** Start **

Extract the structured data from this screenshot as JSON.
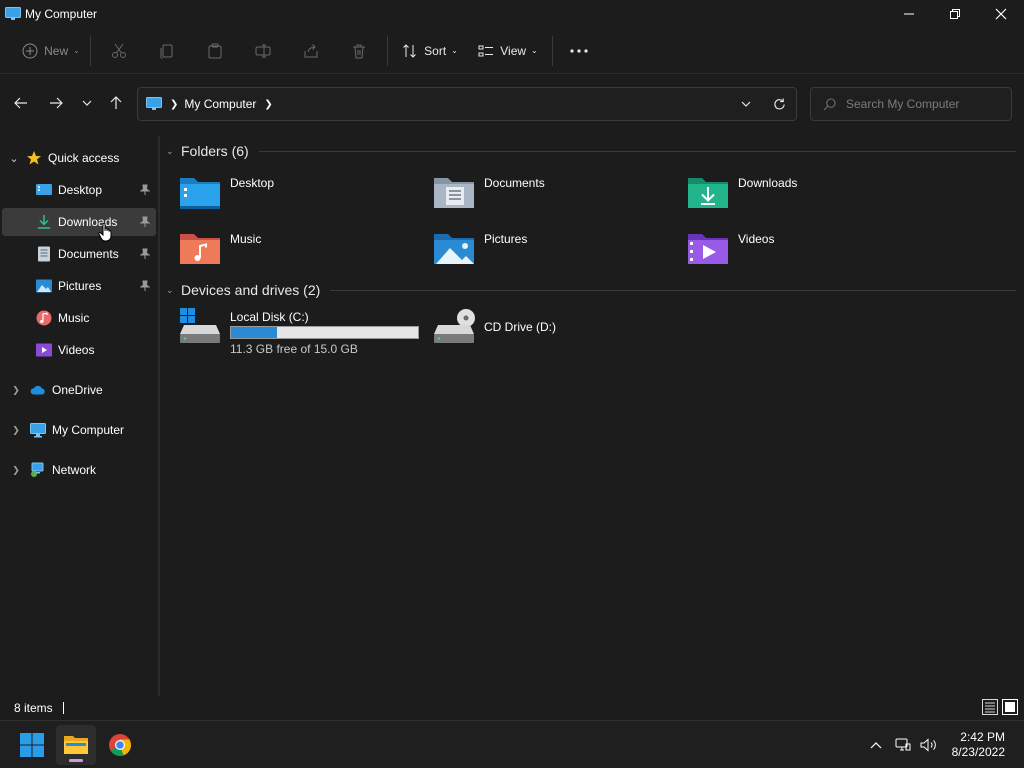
{
  "window": {
    "title": "My Computer"
  },
  "toolbar": {
    "new_label": "New",
    "sort_label": "Sort",
    "view_label": "View"
  },
  "address": {
    "crumbs": [
      "My Computer"
    ],
    "search_placeholder": "Search My Computer"
  },
  "sidebar": {
    "quick_access": "Quick access",
    "items": [
      {
        "label": "Desktop",
        "icon": "desktop-icon",
        "pinned": true
      },
      {
        "label": "Downloads",
        "icon": "download-icon",
        "pinned": true,
        "selected": true
      },
      {
        "label": "Documents",
        "icon": "documents-icon",
        "pinned": true
      },
      {
        "label": "Pictures",
        "icon": "pictures-icon",
        "pinned": true
      },
      {
        "label": "Music",
        "icon": "music-icon",
        "pinned": false
      },
      {
        "label": "Videos",
        "icon": "videos-icon",
        "pinned": false
      }
    ],
    "onedrive": "OneDrive",
    "my_computer": "My Computer",
    "network": "Network"
  },
  "content": {
    "folders_title": "Folders (6)",
    "folders": [
      {
        "label": "Desktop",
        "icon": "desktop-folder-icon"
      },
      {
        "label": "Documents",
        "icon": "documents-folder-icon"
      },
      {
        "label": "Downloads",
        "icon": "downloads-folder-icon"
      },
      {
        "label": "Music",
        "icon": "music-folder-icon"
      },
      {
        "label": "Pictures",
        "icon": "pictures-folder-icon"
      },
      {
        "label": "Videos",
        "icon": "videos-folder-icon"
      }
    ],
    "drives_title": "Devices and drives (2)",
    "drives": [
      {
        "label": "Local Disk (C:)",
        "free_text": "11.3 GB free of 15.0 GB",
        "used_fraction": 0.247
      },
      {
        "label": "CD Drive (D:)"
      }
    ]
  },
  "status": {
    "item_count": "8 items"
  },
  "taskbar": {
    "time": "2:42 PM",
    "date": "8/23/2022"
  },
  "colors": {
    "accent": "#2a8ad4",
    "background": "#1c1c1c",
    "selection": "#3b3b3b"
  }
}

** End **

TASK REQUIREMENTS
Copy the records exactly. Skip the pictures.

FINISHED ANSWER
Extract the structured data from this screenshot as JSON.
{
  "window": {
    "title": "My Computer"
  },
  "toolbar": {
    "new_label": "New",
    "sort_label": "Sort",
    "view_label": "View"
  },
  "address": {
    "crumbs": [
      "My Computer"
    ],
    "search_placeholder": "Search My Computer"
  },
  "sidebar": {
    "quick_access": "Quick access",
    "items": [
      {
        "label": "Desktop",
        "icon": "desktop-icon",
        "pinned": true
      },
      {
        "label": "Downloads",
        "icon": "download-icon",
        "pinned": true,
        "selected": true
      },
      {
        "label": "Documents",
        "icon": "documents-icon",
        "pinned": true
      },
      {
        "label": "Pictures",
        "icon": "pictures-icon",
        "pinned": true
      },
      {
        "label": "Music",
        "icon": "music-icon",
        "pinned": false
      },
      {
        "label": "Videos",
        "icon": "videos-icon",
        "pinned": false
      }
    ],
    "onedrive": "OneDrive",
    "my_computer": "My Computer",
    "network": "Network"
  },
  "content": {
    "folders_title": "Folders (6)",
    "folders": [
      {
        "label": "Desktop",
        "icon": "desktop-folder-icon"
      },
      {
        "label": "Documents",
        "icon": "documents-folder-icon"
      },
      {
        "label": "Downloads",
        "icon": "downloads-folder-icon"
      },
      {
        "label": "Music",
        "icon": "music-folder-icon"
      },
      {
        "label": "Pictures",
        "icon": "pictures-folder-icon"
      },
      {
        "label": "Videos",
        "icon": "videos-folder-icon"
      }
    ],
    "drives_title": "Devices and drives (2)",
    "drives": [
      {
        "label": "Local Disk (C:)",
        "free_text": "11.3 GB free of 15.0 GB",
        "used_fraction": 0.247
      },
      {
        "label": "CD Drive (D:)"
      }
    ]
  },
  "status": {
    "item_count": "8 items"
  },
  "taskbar": {
    "time": "2:42 PM",
    "date": "8/23/2022"
  },
  "colors": {
    "accent": "#2a8ad4",
    "background": "#1c1c1c",
    "selection": "#3b3b3b"
  }
}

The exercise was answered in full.